# Task objective
Output the data exactly, with every line intact.

# Input rows

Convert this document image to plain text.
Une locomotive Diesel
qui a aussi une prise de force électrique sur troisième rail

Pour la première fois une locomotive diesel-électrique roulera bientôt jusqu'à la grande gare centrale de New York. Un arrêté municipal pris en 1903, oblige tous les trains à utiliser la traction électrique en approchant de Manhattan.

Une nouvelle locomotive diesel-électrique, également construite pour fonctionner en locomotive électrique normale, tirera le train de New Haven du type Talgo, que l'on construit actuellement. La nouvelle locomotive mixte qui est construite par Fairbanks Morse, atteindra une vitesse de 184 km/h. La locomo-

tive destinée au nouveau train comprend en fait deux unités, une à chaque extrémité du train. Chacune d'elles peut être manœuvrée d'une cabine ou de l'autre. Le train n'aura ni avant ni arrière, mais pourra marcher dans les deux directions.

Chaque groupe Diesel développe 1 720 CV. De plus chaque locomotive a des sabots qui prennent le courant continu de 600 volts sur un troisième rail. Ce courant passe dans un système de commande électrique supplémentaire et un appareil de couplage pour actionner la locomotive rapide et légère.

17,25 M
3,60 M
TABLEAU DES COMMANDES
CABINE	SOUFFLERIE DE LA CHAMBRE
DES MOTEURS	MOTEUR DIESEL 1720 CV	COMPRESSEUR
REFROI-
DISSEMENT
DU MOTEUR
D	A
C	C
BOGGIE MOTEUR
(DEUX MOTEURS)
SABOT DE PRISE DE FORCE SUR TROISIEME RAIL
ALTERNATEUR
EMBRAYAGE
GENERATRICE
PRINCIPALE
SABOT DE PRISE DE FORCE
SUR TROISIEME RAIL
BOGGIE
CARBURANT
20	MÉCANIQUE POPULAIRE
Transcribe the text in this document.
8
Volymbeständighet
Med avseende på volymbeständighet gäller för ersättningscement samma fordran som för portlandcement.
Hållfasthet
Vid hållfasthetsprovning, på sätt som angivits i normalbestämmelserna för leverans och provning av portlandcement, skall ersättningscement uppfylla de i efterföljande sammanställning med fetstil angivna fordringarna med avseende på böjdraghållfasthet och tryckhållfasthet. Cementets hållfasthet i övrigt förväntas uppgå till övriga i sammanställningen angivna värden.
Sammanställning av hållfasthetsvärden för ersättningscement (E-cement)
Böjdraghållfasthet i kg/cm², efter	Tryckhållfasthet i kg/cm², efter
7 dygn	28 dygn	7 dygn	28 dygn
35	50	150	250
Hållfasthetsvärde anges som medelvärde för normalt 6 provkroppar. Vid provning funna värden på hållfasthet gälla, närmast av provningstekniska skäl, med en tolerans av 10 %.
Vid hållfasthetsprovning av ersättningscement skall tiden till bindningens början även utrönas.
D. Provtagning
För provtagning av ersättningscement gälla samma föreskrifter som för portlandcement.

# Exercise result
Convert this document image to plain text.
Une locomotive Diesel
qui a aussi une prise de force électrique sur troisième rail

Pour la première fois une locomotive diesel-électrique roulera bientôt jusqu'à la grande gare centrale de New York. Un arrêté municipal pris en 1903, oblige tous les trains à utiliser la traction électrique en approchant de Manhattan.

Une nouvelle locomotive diesel-électrique, également construite pour fonctionner en locomotive électrique normale, tirera le train de New Haven du type Talgo, que l'on construit actuellement. La nouvelle locomotive mixte qui est construite par Fairbanks Morse, atteindra une vitesse de 184 km/h. La locomo-

tive destinée au nouveau train comprend en fait deux unités, une à chaque extrémité du train. Chacune d'elles peut être manœuvrée d'une cabine ou de l'autre. Le train n'aura ni avant ni arrière, mais pourra marcher dans les deux directions.

Chaque groupe Diesel développe 1 720 CV. De plus chaque locomotive a des sabots qui prennent le courant continu de 600 volts sur un troisième rail. Ce courant passe dans un système de commande électrique supplémentaire et un appareil de couplage pour actionner la locomotive rapide et légère.

17,25 M
3,60 M
TABLEAU DES COMMANDES
CABINE	SOUFFLERIE DE LA CHAMBRE
DES MOTEURS	MOTEUR DIESEL 1720 CV	COMPRESSEUR
REFROI-
DISSEMENT
DU MOTEUR
D	A
C	C
BOGGIE MOTEUR
(DEUX MOTEURS)
SABOT DE PRISE DE FORCE SUR TROISIEME RAIL
ALTERNATEUR
EMBRAYAGE
GENERATRICE
PRINCIPALE
SABOT DE PRISE DE FORCE
SUR TROISIEME RAIL
BOGGIE
CARBURANT
20	MÉCANIQUE POPULAIRE
Transcribe the text in this document.
8
Volymbeständighet
Med avseende på volymbeständighet gäller för ersättningscement samma fordran som för portlandcement.
Hållfasthet
Vid hållfasthetsprovning, på sätt som angivits i normalbestämmelserna för leverans och provning av portlandcement, skall ersättningscement uppfylla de i efterföljande sammanställning med fetstil angivna fordringarna med avseende på böjdraghållfasthet och tryckhållfasthet. Cementets hållfasthet i övrigt förväntas uppgå till övriga i sammanställningen angivna värden.
Sammanställning av hållfasthetsvärden för ersättningscement (E-cement)
Böjdraghållfasthet i kg/cm², efter	Tryckhållfasthet i kg/cm², efter
7 dygn	28 dygn	7 dygn	28 dygn
35	50	150	250
Hållfasthetsvärde anges som medelvärde för normalt 6 provkroppar. Vid provning funna värden på hållfasthet gälla, närmast av provningstekniska skäl, med en tolerans av 10 %.
Vid hållfasthetsprovning av ersättningscement skall tiden till bindningens början även utrönas.
D. Provtagning
För provtagning av ersättningscement gälla samma föreskrifter som för portlandcement.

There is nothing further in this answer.